## Work to complete
Each entry must be given again exactly; images do not belong in the copy.

## Source material
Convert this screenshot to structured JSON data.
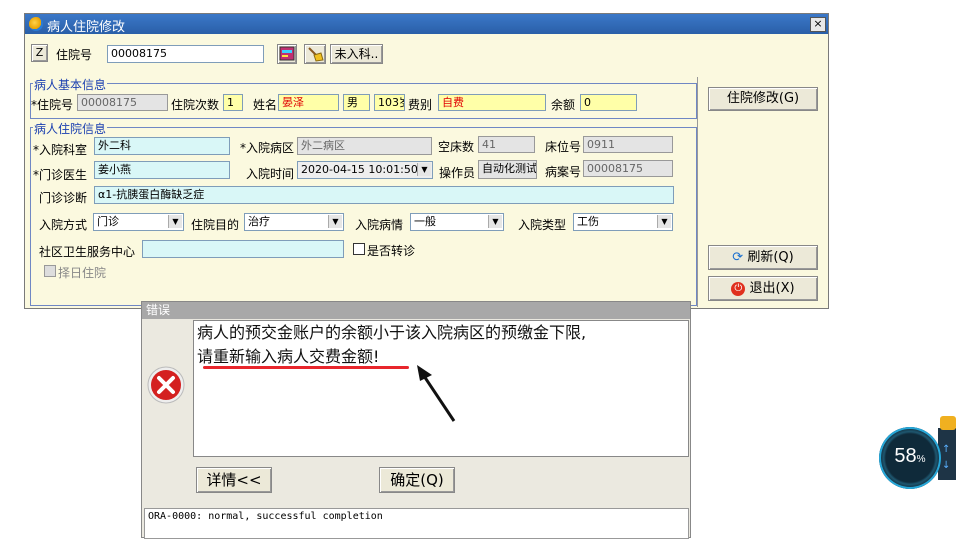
{
  "window": {
    "title": "病人住院修改",
    "close_label": "×"
  },
  "toolbar": {
    "z_label": "Z",
    "admission_no_label": "住院号",
    "admission_no_value": "00008175",
    "not_admitted_label": "未入科.."
  },
  "basic_info": {
    "group_label": "病人基本信息",
    "admission_no_label": "*住院号",
    "admission_no_value": "00008175",
    "times_label": "住院次数",
    "times_value": "1",
    "name_label": "姓名",
    "name_value": "晏泽",
    "sex_value": "男",
    "age_value": "103岁",
    "fee_type_label": "费别",
    "fee_type_value": "自费",
    "balance_label": "余额",
    "balance_value": "0"
  },
  "admission_info": {
    "group_label": "病人住院信息",
    "dept_label": "*入院科室",
    "dept_value": "外二科",
    "ward_label": "*入院病区",
    "ward_value": "外二病区",
    "empty_beds_label": "空床数",
    "empty_beds_value": "41",
    "bed_no_label": "床位号",
    "bed_no_value": "0911",
    "doctor_label": "*门诊医生",
    "doctor_value": "姜小燕",
    "admit_time_label": "入院时间",
    "admit_time_value": "2020-04-15 10:01:50",
    "operator_label": "操作员",
    "operator_value": "自动化测试",
    "case_no_label": "病案号",
    "case_no_value": "00008175",
    "diagnosis_label": "门诊诊断",
    "diagnosis_value": "α1-抗胰蛋白酶缺乏症",
    "admit_mode_label": "入院方式",
    "admit_mode_value": "门诊",
    "purpose_label": "住院目的",
    "purpose_value": "治疗",
    "condition_label": "入院病情",
    "condition_value": "一般",
    "admit_type_label": "入院类型",
    "admit_type_value": "工伤",
    "community_label": "社区卫生服务中心",
    "community_value": "",
    "transfer_label": "是否转诊",
    "choose_day_label": "择日住院"
  },
  "actions": {
    "modify_label": "住院修改(G)",
    "refresh_label": "刷新(Q)",
    "exit_label": "退出(X)"
  },
  "error_dialog": {
    "title": "错误",
    "message_line1": "病人的预交金账户的余额小于该入院病区的预缴金下限,",
    "message_line2": "请重新输入病人交费金额!",
    "details_label": "详情<<",
    "ok_label": "确定(Q)",
    "detail_text": "ORA-0000: normal, successful completion"
  },
  "widget": {
    "value": "58",
    "unit": "%"
  },
  "colors": {
    "title_bar": "#2a5fa8",
    "form_bg": "#fbf9df",
    "required_field": "#d9f7f7",
    "highlight_field": "#ffffa8",
    "error_icon": "#d42020",
    "annotation": "#e8262c"
  }
}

## Reply to the exercise
Convert this screenshot to structured JSON data.
{
  "window": {
    "title": "病人住院修改",
    "close_label": "×"
  },
  "toolbar": {
    "z_label": "Z",
    "admission_no_label": "住院号",
    "admission_no_value": "00008175",
    "not_admitted_label": "未入科.."
  },
  "basic_info": {
    "group_label": "病人基本信息",
    "admission_no_label": "*住院号",
    "admission_no_value": "00008175",
    "times_label": "住院次数",
    "times_value": "1",
    "name_label": "姓名",
    "name_value": "晏泽",
    "sex_value": "男",
    "age_value": "103岁",
    "fee_type_label": "费别",
    "fee_type_value": "自费",
    "balance_label": "余额",
    "balance_value": "0"
  },
  "admission_info": {
    "group_label": "病人住院信息",
    "dept_label": "*入院科室",
    "dept_value": "外二科",
    "ward_label": "*入院病区",
    "ward_value": "外二病区",
    "empty_beds_label": "空床数",
    "empty_beds_value": "41",
    "bed_no_label": "床位号",
    "bed_no_value": "0911",
    "doctor_label": "*门诊医生",
    "doctor_value": "姜小燕",
    "admit_time_label": "入院时间",
    "admit_time_value": "2020-04-15 10:01:50",
    "operator_label": "操作员",
    "operator_value": "自动化测试",
    "case_no_label": "病案号",
    "case_no_value": "00008175",
    "diagnosis_label": "门诊诊断",
    "diagnosis_value": "α1-抗胰蛋白酶缺乏症",
    "admit_mode_label": "入院方式",
    "admit_mode_value": "门诊",
    "purpose_label": "住院目的",
    "purpose_value": "治疗",
    "condition_label": "入院病情",
    "condition_value": "一般",
    "admit_type_label": "入院类型",
    "admit_type_value": "工伤",
    "community_label": "社区卫生服务中心",
    "community_value": "",
    "transfer_label": "是否转诊",
    "choose_day_label": "择日住院"
  },
  "actions": {
    "modify_label": "住院修改(G)",
    "refresh_label": "刷新(Q)",
    "exit_label": "退出(X)"
  },
  "error_dialog": {
    "title": "错误",
    "message_line1": "病人的预交金账户的余额小于该入院病区的预缴金下限,",
    "message_line2": "请重新输入病人交费金额!",
    "details_label": "详情<<",
    "ok_label": "确定(Q)",
    "detail_text": "ORA-0000: normal, successful completion"
  },
  "widget": {
    "value": "58",
    "unit": "%"
  },
  "colors": {
    "title_bar": "#2a5fa8",
    "form_bg": "#fbf9df",
    "required_field": "#d9f7f7",
    "highlight_field": "#ffffa8",
    "error_icon": "#d42020",
    "annotation": "#e8262c"
  }
}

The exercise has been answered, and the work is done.